-- WORK TO COMPLETE --
In the excerpt on climate data and scientific theory, write out the stretch from "I normally advocate" through "Quine to me." again, replacing "transparency" with "openness".

:: EXTRACT PROVIDED ::

Are you aware of this remarkable device used in the scientific community known as “publishing”? It seems that many of the techniques, methodologies and “adjustments” are found right there, clearly explained in the scientific literature.
As for the global temperature records, did you know that you can get the data for any station in the GISS network here: http://data.giss.nasa.gov/gistemp/station_data/
before or after “adjustments” documented in the “scientific literature” are applied?
I normally advocate complete transparency in science, including open source code and experimental results. But your points in this regard are so silly that they are barely worth replying to.
Timothy Chase says
Steven Mosher (#21) wrote:
Sounds like Quine to me.
Actually he’s not all bad – at least the bits he gets from Pierre Duhem.
No theory follows with cartesian certainty from any given set of observations. Not bad.
So for example, I may have a theory that the world is older than 10,000 years. I might cite geologic formations and the rate at which they form, perhaps fossils, radiocarbon dating, a series of fossilized trees and there rings, the distribution of species, etc.. But interpreting much of this evidence as evidence for the age of the world would involve other theories. Ok.
Then what about the theory that the world is older than five decades? Well, you may not have been here five decades, so I suppose you could hold the theory that any evidence that the world is older than five decades was simply placed there, perhaps by space aliens. Then if someone claims that they are sixty years old and they know that the world has been here at least that long, well, perhaps they only think they are sixty years old, or perhaps they are lying.
Come to think of it, this is where your “social component” might come in handy – but perhaps we will get to that a little later.
Now what about the claim that the world is at least five seconds old. I certainly think it is, but you may regard this as nothing more than a “theory” which is “underdetermined” by the “data,” where the data consists of the experience of “memories” and anything else which I might claim as evidence for an older world. But at this point we aren’t even talking about observation per se – we are talking about memory.

:::
:: RECORDS SHOWN ::

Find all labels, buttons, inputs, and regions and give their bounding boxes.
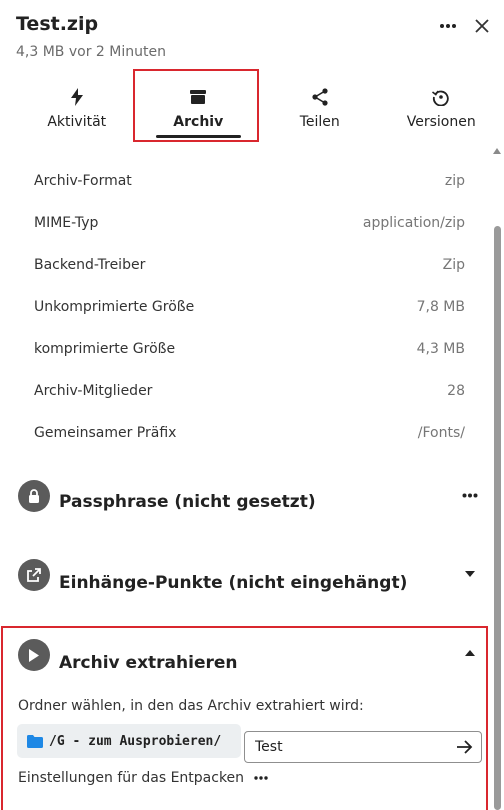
mount-points-title: Einhänge-Punkte (nicht eingehängt) [59, 573, 408, 593]
property-key: Archiv-Format [34, 173, 132, 189]
property-value: /Fonts/ [417, 425, 465, 441]
scrollbar[interactable] [491, 146, 504, 810]
archive-icon [190, 90, 207, 104]
archive-properties: Archiv-Format zip MIME-Typ application/z… [18, 160, 483, 454]
property-row: Backend-Treiber Zip [18, 244, 483, 286]
file-subtitle: 4,3 MB vor 2 Minuten [16, 44, 166, 60]
property-key: komprimierte Größe [34, 341, 176, 357]
passphrase-title: Passphrase (nicht gesetzt) [59, 492, 316, 512]
property-value: 4,3 MB [416, 341, 465, 357]
tab-activity[interactable]: Aktivität [16, 80, 138, 142]
sidebar-header: Test.zip 4,3 MB vor 2 Minuten [0, 0, 504, 70]
mount-points-section[interactable]: Einhänge-Punkte (nicht eingehängt) [16, 559, 486, 599]
open-external-icon [27, 568, 41, 582]
property-key: Gemeinsamer Präfix [34, 425, 177, 441]
tab-bar: Aktivität Archiv Teilen Versionen [16, 80, 502, 142]
property-value: zip [444, 173, 465, 189]
close-icon [475, 19, 489, 33]
tab-versions-label: Versionen [406, 114, 476, 130]
property-row: komprimierte Größe 4,3 MB [18, 328, 483, 370]
caret-down-icon [465, 571, 475, 577]
mount-points-icon-badge [18, 559, 50, 591]
property-key: Archiv-Mitglieder [34, 383, 153, 399]
tab-versions[interactable]: Versionen [381, 80, 503, 142]
flash-icon [70, 88, 83, 106]
mount-points-toggle[interactable] [460, 564, 480, 584]
tab-archive[interactable]: Archiv [138, 80, 260, 142]
extract-section-highlight [1, 626, 488, 810]
close-button[interactable] [470, 14, 494, 38]
property-row: Archiv-Format zip [18, 160, 483, 202]
history-icon [432, 90, 449, 106]
scrollbar-thumb[interactable] [494, 226, 501, 810]
lock-icon [29, 488, 39, 503]
more-horizontal-icon [440, 24, 456, 28]
tab-share-label: Teilen [299, 114, 340, 130]
passphrase-section[interactable]: Passphrase (nicht gesetzt) [16, 480, 486, 520]
property-row: MIME-Typ application/zip [18, 202, 483, 244]
property-row: Unkomprimierte Größe 7,8 MB [18, 286, 483, 328]
property-value: Zip [442, 257, 465, 273]
property-key: Backend-Treiber [34, 257, 146, 273]
share-icon [312, 88, 328, 106]
tab-archive-label: Archiv [173, 114, 224, 130]
tab-activity-label: Aktivität [47, 114, 107, 130]
property-value: 7,8 MB [416, 299, 465, 315]
property-value: application/zip [362, 215, 465, 231]
passphrase-icon-badge [18, 480, 50, 512]
scroll-up-arrow[interactable] [493, 148, 501, 154]
property-value: 28 [447, 383, 465, 399]
property-row: Archiv-Mitglieder 28 [18, 370, 483, 412]
property-key: Unkomprimierte Größe [34, 299, 195, 315]
more-horizontal-icon [462, 493, 478, 497]
more-options-button[interactable] [436, 14, 460, 38]
property-key: MIME-Typ [34, 215, 99, 231]
file-title: Test.zip [16, 13, 99, 35]
tab-share[interactable]: Teilen [259, 80, 381, 142]
property-row: Gemeinsamer Präfix /Fonts/ [18, 412, 483, 454]
passphrase-more-button[interactable] [460, 485, 480, 505]
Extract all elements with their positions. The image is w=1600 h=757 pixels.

:::

-- EXERCISE OUTPUT --
I normally advocate complete openness in science, including open source code and experimental results. But your points in this regard are so silly that they are barely worth replying to.
Timothy Chase says
Steven Mosher (#21) wrote:
Sounds like Quine to me.